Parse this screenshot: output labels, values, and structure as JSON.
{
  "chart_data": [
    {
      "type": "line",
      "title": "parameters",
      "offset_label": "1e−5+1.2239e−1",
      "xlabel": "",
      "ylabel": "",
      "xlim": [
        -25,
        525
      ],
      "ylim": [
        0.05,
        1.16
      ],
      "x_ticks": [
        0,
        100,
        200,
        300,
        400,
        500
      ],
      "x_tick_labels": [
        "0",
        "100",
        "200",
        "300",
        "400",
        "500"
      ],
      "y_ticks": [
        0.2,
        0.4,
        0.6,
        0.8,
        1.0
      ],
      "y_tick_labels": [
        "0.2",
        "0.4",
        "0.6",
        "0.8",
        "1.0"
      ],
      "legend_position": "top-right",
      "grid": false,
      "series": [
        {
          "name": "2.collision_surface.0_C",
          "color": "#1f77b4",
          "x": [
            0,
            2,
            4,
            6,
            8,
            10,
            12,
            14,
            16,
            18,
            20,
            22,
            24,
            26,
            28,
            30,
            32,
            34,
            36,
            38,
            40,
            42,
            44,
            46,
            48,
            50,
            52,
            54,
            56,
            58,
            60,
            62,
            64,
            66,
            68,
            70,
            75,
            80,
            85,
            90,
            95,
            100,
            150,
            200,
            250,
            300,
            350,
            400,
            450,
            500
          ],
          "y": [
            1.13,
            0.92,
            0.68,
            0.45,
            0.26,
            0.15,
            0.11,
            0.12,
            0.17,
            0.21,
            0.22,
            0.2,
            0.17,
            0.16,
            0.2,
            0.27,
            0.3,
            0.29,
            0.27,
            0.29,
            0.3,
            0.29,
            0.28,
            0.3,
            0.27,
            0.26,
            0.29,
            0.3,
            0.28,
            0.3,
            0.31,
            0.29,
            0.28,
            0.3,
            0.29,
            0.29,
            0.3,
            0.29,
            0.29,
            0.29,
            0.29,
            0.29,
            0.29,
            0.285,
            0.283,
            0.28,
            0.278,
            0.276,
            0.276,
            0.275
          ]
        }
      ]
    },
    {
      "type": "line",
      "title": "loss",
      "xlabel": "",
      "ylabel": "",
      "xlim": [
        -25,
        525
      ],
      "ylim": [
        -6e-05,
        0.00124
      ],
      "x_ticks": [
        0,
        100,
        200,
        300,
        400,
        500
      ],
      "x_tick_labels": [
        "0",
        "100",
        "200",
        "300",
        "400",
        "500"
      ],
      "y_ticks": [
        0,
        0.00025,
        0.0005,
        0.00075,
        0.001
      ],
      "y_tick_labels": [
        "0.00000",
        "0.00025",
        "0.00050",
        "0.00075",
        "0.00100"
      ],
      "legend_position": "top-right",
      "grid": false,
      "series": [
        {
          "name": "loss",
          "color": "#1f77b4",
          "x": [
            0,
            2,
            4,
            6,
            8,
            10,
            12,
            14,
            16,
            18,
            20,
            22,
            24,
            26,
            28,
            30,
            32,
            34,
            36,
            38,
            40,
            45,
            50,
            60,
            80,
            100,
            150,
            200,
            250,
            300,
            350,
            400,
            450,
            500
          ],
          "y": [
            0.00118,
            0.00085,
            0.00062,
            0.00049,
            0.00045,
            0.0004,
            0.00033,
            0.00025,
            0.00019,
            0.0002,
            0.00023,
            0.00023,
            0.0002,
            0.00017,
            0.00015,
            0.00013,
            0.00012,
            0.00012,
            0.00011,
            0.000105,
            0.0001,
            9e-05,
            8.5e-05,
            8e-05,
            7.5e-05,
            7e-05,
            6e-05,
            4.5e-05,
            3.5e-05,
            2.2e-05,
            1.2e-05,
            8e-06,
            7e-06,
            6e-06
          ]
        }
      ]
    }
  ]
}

————————

-- Required work --
Take the entries above and transcribe them in full.

-- Solution --
Parse this screenshot: output labels, values, and structure as JSON.
{
  "chart_data": [
    {
      "type": "line",
      "title": "parameters",
      "offset_label": "1e−5+1.2239e−1",
      "xlabel": "",
      "ylabel": "",
      "xlim": [
        -25,
        525
      ],
      "ylim": [
        0.05,
        1.16
      ],
      "x_ticks": [
        0,
        100,
        200,
        300,
        400,
        500
      ],
      "x_tick_labels": [
        "0",
        "100",
        "200",
        "300",
        "400",
        "500"
      ],
      "y_ticks": [
        0.2,
        0.4,
        0.6,
        0.8,
        1.0
      ],
      "y_tick_labels": [
        "0.2",
        "0.4",
        "0.6",
        "0.8",
        "1.0"
      ],
      "legend_position": "top-right",
      "grid": false,
      "series": [
        {
          "name": "2.collision_surface.0_C",
          "color": "#1f77b4",
          "x": [
            0,
            2,
            4,
            6,
            8,
            10,
            12,
            14,
            16,
            18,
            20,
            22,
            24,
            26,
            28,
            30,
            32,
            34,
            36,
            38,
            40,
            42,
            44,
            46,
            48,
            50,
            52,
            54,
            56,
            58,
            60,
            62,
            64,
            66,
            68,
            70,
            75,
            80,
            85,
            90,
            95,
            100,
            150,
            200,
            250,
            300,
            350,
            400,
            450,
            500
          ],
          "y": [
            1.13,
            0.92,
            0.68,
            0.45,
            0.26,
            0.15,
            0.11,
            0.12,
            0.17,
            0.21,
            0.22,
            0.2,
            0.17,
            0.16,
            0.2,
            0.27,
            0.3,
            0.29,
            0.27,
            0.29,
            0.3,
            0.29,
            0.28,
            0.3,
            0.27,
            0.26,
            0.29,
            0.3,
            0.28,
            0.3,
            0.31,
            0.29,
            0.28,
            0.3,
            0.29,
            0.29,
            0.3,
            0.29,
            0.29,
            0.29,
            0.29,
            0.29,
            0.29,
            0.285,
            0.283,
            0.28,
            0.278,
            0.276,
            0.276,
            0.275
          ]
        }
      ]
    },
    {
      "type": "line",
      "title": "loss",
      "xlabel": "",
      "ylabel": "",
      "xlim": [
        -25,
        525
      ],
      "ylim": [
        -6e-05,
        0.00124
      ],
      "x_ticks": [
        0,
        100,
        200,
        300,
        400,
        500
      ],
      "x_tick_labels": [
        "0",
        "100",
        "200",
        "300",
        "400",
        "500"
      ],
      "y_ticks": [
        0,
        0.00025,
        0.0005,
        0.00075,
        0.001
      ],
      "y_tick_labels": [
        "0.00000",
        "0.00025",
        "0.00050",
        "0.00075",
        "0.00100"
      ],
      "legend_position": "top-right",
      "grid": false,
      "series": [
        {
          "name": "loss",
          "color": "#1f77b4",
          "x": [
            0,
            2,
            4,
            6,
            8,
            10,
            12,
            14,
            16,
            18,
            20,
            22,
            24,
            26,
            28,
            30,
            32,
            34,
            36,
            38,
            40,
            45,
            50,
            60,
            80,
            100,
            150,
            200,
            250,
            300,
            350,
            400,
            450,
            500
          ],
          "y": [
            0.00118,
            0.00085,
            0.00062,
            0.00049,
            0.00045,
            0.0004,
            0.00033,
            0.00025,
            0.00019,
            0.0002,
            0.00023,
            0.00023,
            0.0002,
            0.00017,
            0.00015,
            0.00013,
            0.00012,
            0.00012,
            0.00011,
            0.000105,
            0.0001,
            9e-05,
            8.5e-05,
            8e-05,
            7.5e-05,
            7e-05,
            6e-05,
            4.5e-05,
            3.5e-05,
            2.2e-05,
            1.2e-05,
            8e-06,
            7e-06,
            6e-06
          ]
        }
      ]
    }
  ]
}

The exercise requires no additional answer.